▶ [Task]: Take the listing and print it in full, exactly as given.

Rows from a dataset

==============================

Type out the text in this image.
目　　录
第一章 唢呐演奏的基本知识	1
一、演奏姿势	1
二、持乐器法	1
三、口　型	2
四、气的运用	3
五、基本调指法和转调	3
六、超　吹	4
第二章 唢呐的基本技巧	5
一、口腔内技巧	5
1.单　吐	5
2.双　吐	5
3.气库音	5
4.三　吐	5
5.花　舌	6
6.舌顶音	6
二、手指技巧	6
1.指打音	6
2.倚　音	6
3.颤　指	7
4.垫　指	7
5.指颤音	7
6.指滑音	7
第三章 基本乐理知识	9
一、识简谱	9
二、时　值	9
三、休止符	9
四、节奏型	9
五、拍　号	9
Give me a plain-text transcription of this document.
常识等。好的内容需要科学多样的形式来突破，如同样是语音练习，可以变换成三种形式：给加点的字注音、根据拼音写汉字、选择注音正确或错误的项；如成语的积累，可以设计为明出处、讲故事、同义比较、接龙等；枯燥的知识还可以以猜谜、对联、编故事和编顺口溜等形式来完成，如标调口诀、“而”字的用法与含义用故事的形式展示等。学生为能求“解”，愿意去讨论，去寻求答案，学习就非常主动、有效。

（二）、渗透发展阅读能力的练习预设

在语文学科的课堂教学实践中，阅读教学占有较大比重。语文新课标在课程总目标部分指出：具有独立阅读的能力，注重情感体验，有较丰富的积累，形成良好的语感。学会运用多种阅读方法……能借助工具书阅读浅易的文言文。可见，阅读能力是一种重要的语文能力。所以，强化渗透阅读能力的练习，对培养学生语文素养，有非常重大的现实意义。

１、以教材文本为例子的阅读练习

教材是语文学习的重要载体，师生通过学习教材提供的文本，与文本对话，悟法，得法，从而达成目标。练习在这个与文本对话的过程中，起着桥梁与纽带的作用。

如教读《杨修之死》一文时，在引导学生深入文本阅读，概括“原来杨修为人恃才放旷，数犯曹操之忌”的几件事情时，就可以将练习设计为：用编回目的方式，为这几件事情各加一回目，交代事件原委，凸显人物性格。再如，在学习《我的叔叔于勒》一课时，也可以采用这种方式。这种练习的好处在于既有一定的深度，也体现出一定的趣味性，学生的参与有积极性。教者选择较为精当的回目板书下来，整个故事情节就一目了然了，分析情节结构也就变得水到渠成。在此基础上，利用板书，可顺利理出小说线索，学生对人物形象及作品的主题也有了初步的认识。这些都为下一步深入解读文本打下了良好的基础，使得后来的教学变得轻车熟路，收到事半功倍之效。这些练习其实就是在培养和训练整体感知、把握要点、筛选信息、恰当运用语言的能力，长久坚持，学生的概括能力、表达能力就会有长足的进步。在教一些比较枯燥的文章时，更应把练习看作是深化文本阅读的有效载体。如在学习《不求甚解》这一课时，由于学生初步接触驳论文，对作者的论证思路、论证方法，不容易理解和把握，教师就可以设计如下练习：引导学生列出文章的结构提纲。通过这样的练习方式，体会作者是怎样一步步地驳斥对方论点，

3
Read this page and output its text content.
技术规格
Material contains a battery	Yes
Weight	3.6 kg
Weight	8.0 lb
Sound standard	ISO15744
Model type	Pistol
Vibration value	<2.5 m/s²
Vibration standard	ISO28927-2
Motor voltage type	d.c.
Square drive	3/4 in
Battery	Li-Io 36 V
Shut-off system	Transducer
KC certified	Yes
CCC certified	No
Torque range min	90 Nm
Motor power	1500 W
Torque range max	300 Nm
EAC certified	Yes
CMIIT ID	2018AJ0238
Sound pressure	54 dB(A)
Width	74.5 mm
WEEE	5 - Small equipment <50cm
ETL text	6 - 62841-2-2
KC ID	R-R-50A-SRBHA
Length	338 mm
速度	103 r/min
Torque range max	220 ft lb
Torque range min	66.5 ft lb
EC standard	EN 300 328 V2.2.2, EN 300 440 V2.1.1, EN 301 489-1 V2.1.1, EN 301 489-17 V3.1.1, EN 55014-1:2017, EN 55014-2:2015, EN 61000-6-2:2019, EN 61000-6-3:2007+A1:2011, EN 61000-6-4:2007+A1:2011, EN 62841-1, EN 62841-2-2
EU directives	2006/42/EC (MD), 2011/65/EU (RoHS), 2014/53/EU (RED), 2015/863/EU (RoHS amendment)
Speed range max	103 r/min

==============================

▶ [Answer to this exercise]:
Type out the text in this image.
目　　录
第一章 唢呐演奏的基本知识	1
一、演奏姿势	1
二、持乐器法	1
三、口　型	2
四、气的运用	3
五、基本调指法和转调	3
六、超　吹	4
第二章 唢呐的基本技巧	5
一、口腔内技巧	5
1.单　吐	5
2.双　吐	5
3.气库音	5
4.三　吐	5
5.花　舌	6
6.舌顶音	6
二、手指技巧	6
1.指打音	6
2.倚　音	6
3.颤　指	7
4.垫　指	7
5.指颤音	7
6.指滑音	7
第三章 基本乐理知识	9
一、识简谱	9
二、时　值	9
三、休止符	9
四、节奏型	9
五、拍　号	9
Give me a plain-text transcription of this document.
常识等。好的内容需要科学多样的形式来突破，如同样是语音练习，可以变换成三种形式：给加点的字注音、根据拼音写汉字、选择注音正确或错误的项；如成语的积累，可以设计为明出处、讲故事、同义比较、接龙等；枯燥的知识还可以以猜谜、对联、编故事和编顺口溜等形式来完成，如标调口诀、“而”字的用法与含义用故事的形式展示等。学生为能求“解”，愿意去讨论，去寻求答案，学习就非常主动、有效。

（二）、渗透发展阅读能力的练习预设

在语文学科的课堂教学实践中，阅读教学占有较大比重。语文新课标在课程总目标部分指出：具有独立阅读的能力，注重情感体验，有较丰富的积累，形成良好的语感。学会运用多种阅读方法……能借助工具书阅读浅易的文言文。可见，阅读能力是一种重要的语文能力。所以，强化渗透阅读能力的练习，对培养学生语文素养，有非常重大的现实意义。

１、以教材文本为例子的阅读练习

教材是语文学习的重要载体，师生通过学习教材提供的文本，与文本对话，悟法，得法，从而达成目标。练习在这个与文本对话的过程中，起着桥梁与纽带的作用。

如教读《杨修之死》一文时，在引导学生深入文本阅读，概括“原来杨修为人恃才放旷，数犯曹操之忌”的几件事情时，就可以将练习设计为：用编回目的方式，为这几件事情各加一回目，交代事件原委，凸显人物性格。再如，在学习《我的叔叔于勒》一课时，也可以采用这种方式。这种练习的好处在于既有一定的深度，也体现出一定的趣味性，学生的参与有积极性。教者选择较为精当的回目板书下来，整个故事情节就一目了然了，分析情节结构也就变得水到渠成。在此基础上，利用板书，可顺利理出小说线索，学生对人物形象及作品的主题也有了初步的认识。这些都为下一步深入解读文本打下了良好的基础，使得后来的教学变得轻车熟路，收到事半功倍之效。这些练习其实就是在培养和训练整体感知、把握要点、筛选信息、恰当运用语言的能力，长久坚持，学生的概括能力、表达能力就会有长足的进步。在教一些比较枯燥的文章时，更应把练习看作是深化文本阅读的有效载体。如在学习《不求甚解》这一课时，由于学生初步接触驳论文，对作者的论证思路、论证方法，不容易理解和把握，教师就可以设计如下练习：引导学生列出文章的结构提纲。通过这样的练习方式，体会作者是怎样一步步地驳斥对方论点，

3
Read this page and output its text content.
技术规格
Material contains a battery	Yes
Weight	3.6 kg
Weight	8.0 lb
Sound standard	ISO15744
Model type	Pistol
Vibration value	<2.5 m/s²
Vibration standard	ISO28927-2
Motor voltage type	d.c.
Square drive	3/4 in
Battery	Li-Io 36 V
Shut-off system	Transducer
KC certified	Yes
CCC certified	No
Torque range min	90 Nm
Motor power	1500 W
Torque range max	300 Nm
EAC certified	Yes
CMIIT ID	2018AJ0238
Sound pressure	54 dB(A)
Width	74.5 mm
WEEE	5 - Small equipment <50cm
ETL text	6 - 62841-2-2
KC ID	R-R-50A-SRBHA
Length	338 mm
速度	103 r/min
Torque range max	220 ft lb
Torque range min	66.5 ft lb
EC standard	EN 300 328 V2.2.2, EN 300 440 V2.1.1, EN 301 489-1 V2.1.1, EN 301 489-17 V3.1.1, EN 55014-1:2017, EN 55014-2:2015, EN 61000-6-2:2019, EN 61000-6-3:2007+A1:2011, EN 61000-6-4:2007+A1:2011, EN 62841-1, EN 62841-2-2
EU directives	2006/42/EC (MD), 2011/65/EU (RoHS), 2014/53/EU (RED), 2015/863/EU (RoHS amendment)
Speed range max	103 r/min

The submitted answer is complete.